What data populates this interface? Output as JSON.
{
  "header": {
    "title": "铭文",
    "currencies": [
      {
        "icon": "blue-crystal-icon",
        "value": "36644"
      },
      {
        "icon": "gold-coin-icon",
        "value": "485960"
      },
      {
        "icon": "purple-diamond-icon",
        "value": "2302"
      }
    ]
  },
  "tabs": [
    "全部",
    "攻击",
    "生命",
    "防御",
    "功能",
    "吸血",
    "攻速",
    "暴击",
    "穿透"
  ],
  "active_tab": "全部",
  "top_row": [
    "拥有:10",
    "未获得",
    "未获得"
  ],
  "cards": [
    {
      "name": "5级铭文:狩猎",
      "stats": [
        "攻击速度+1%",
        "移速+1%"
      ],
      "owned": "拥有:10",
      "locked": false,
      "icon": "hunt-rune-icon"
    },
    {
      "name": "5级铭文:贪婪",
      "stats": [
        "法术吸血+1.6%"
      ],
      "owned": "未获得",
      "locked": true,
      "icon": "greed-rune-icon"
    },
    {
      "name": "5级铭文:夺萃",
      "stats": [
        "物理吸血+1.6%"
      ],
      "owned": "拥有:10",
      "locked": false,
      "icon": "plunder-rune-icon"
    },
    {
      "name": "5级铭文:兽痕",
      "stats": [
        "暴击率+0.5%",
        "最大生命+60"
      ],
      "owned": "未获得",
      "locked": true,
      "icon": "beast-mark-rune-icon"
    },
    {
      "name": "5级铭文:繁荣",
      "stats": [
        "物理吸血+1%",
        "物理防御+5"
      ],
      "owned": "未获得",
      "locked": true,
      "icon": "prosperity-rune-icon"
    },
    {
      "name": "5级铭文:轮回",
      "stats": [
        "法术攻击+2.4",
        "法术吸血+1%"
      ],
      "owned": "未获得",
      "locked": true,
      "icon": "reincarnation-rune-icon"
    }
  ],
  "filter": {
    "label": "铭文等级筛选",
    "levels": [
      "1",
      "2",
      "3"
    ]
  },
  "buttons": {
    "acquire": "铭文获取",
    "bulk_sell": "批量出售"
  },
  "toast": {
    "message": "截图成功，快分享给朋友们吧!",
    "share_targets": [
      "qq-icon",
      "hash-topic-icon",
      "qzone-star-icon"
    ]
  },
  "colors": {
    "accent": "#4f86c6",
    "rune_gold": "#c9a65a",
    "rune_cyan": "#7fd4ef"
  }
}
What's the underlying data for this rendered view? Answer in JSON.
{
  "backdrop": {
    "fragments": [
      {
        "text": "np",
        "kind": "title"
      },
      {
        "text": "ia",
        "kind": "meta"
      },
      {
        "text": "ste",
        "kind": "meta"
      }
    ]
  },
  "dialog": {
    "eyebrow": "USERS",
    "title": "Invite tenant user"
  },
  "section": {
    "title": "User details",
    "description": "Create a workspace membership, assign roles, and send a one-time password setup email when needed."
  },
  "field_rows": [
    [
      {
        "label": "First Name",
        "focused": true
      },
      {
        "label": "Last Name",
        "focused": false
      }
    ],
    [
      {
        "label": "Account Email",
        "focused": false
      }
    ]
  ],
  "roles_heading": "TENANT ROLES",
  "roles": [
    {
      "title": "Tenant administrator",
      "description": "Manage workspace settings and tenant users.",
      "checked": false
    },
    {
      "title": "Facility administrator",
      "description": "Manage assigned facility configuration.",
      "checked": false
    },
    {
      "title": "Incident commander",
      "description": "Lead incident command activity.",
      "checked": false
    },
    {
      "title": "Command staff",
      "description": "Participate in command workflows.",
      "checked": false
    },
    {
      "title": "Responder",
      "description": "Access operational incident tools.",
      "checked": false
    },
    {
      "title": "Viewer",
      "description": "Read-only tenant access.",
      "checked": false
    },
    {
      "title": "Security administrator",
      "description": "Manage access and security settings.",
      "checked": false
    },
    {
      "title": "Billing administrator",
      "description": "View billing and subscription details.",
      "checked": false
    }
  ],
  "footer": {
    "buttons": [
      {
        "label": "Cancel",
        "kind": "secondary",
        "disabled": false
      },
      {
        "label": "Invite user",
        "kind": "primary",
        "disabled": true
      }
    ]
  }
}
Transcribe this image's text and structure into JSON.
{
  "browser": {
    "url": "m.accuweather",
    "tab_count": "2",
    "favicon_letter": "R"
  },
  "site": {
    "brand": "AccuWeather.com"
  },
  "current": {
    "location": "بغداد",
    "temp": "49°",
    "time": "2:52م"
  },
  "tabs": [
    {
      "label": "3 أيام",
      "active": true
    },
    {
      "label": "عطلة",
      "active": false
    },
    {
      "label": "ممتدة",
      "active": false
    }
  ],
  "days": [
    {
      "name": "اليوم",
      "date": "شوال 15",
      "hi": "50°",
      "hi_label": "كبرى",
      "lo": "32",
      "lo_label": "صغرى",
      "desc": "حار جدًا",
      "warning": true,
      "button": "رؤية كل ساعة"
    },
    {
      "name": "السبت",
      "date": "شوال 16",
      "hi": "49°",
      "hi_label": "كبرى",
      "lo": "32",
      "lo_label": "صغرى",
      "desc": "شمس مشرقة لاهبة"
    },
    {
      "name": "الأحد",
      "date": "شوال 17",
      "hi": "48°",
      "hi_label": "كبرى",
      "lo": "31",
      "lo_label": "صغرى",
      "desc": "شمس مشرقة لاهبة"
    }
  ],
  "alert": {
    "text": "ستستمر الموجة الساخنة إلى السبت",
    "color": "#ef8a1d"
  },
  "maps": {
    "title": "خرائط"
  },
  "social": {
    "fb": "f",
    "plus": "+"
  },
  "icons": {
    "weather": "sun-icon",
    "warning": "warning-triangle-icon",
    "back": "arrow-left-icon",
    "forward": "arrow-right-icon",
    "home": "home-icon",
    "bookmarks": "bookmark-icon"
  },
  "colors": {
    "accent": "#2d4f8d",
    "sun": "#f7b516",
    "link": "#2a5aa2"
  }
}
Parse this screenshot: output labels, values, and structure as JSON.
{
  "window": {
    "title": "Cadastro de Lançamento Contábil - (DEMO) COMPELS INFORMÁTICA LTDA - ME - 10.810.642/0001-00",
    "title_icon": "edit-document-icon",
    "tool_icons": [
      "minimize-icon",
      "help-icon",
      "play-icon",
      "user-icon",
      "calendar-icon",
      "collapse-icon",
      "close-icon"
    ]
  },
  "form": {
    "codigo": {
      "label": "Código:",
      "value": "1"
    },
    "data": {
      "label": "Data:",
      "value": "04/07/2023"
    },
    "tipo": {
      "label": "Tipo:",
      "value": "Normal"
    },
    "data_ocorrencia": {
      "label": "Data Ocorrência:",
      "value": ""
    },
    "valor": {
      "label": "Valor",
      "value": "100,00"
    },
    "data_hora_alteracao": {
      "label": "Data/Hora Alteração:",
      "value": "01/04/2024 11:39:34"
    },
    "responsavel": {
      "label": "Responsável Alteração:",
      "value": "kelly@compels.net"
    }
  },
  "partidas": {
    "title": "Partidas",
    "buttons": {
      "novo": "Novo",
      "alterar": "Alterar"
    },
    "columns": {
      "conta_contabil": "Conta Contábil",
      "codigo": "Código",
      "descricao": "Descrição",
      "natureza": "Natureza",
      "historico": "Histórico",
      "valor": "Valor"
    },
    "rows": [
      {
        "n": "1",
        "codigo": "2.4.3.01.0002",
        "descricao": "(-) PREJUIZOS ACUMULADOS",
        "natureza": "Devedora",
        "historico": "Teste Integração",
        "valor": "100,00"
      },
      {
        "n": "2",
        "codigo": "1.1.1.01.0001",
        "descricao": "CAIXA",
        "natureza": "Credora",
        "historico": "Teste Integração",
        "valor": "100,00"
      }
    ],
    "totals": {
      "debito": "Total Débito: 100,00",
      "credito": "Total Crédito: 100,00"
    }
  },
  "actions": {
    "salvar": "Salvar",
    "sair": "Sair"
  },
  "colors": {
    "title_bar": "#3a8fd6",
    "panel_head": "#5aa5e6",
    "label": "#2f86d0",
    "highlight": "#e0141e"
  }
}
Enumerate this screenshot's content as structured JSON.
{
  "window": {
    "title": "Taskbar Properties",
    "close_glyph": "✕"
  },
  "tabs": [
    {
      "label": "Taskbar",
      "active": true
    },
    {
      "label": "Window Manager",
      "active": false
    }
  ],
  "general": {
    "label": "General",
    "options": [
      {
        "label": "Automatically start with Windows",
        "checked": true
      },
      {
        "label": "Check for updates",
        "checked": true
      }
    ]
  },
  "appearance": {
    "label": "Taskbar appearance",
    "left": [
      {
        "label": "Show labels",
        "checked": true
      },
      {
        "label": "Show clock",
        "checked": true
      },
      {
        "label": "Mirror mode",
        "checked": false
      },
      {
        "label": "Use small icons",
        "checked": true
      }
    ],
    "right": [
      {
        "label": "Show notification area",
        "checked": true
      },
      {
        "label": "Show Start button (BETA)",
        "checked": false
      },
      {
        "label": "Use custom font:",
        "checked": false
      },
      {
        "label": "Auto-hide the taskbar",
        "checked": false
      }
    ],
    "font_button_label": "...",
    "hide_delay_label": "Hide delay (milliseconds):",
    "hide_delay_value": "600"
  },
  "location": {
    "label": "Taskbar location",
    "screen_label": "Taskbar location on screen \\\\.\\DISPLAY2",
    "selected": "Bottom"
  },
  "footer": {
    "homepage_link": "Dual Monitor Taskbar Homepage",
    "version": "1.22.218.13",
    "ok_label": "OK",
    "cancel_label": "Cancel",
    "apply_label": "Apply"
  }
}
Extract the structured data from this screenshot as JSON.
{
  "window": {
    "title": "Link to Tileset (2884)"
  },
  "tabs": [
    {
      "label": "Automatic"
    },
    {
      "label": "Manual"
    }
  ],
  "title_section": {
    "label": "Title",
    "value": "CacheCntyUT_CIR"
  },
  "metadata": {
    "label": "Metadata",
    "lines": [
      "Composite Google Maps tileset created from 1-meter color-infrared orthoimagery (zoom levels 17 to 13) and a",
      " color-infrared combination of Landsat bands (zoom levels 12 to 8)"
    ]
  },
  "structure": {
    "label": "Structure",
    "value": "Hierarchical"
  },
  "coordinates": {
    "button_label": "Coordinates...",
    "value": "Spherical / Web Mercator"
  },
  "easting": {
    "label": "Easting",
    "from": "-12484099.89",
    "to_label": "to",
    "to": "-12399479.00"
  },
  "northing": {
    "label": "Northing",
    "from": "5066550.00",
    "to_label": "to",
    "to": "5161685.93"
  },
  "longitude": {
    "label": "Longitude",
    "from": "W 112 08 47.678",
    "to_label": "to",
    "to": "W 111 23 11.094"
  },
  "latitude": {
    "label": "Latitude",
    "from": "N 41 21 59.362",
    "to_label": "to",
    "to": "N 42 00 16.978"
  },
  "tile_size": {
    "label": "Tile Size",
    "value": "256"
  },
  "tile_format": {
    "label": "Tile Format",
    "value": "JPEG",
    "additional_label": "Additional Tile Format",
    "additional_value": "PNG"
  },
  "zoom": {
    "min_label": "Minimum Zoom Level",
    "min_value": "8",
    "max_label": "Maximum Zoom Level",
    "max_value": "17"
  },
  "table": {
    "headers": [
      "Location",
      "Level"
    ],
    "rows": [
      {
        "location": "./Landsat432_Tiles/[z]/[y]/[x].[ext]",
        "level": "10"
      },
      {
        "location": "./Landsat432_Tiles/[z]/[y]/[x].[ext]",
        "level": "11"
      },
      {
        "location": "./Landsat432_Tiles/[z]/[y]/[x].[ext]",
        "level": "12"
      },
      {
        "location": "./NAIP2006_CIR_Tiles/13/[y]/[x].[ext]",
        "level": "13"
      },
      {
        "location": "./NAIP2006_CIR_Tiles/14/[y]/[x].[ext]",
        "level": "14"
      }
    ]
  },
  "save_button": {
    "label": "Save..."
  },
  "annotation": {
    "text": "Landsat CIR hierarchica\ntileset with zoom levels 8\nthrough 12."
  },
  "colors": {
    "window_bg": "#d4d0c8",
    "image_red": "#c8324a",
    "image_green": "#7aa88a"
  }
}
|---|
**Short problem**
Report only the number of lines that hold the string "Alteração" in this listing.

**Result**
2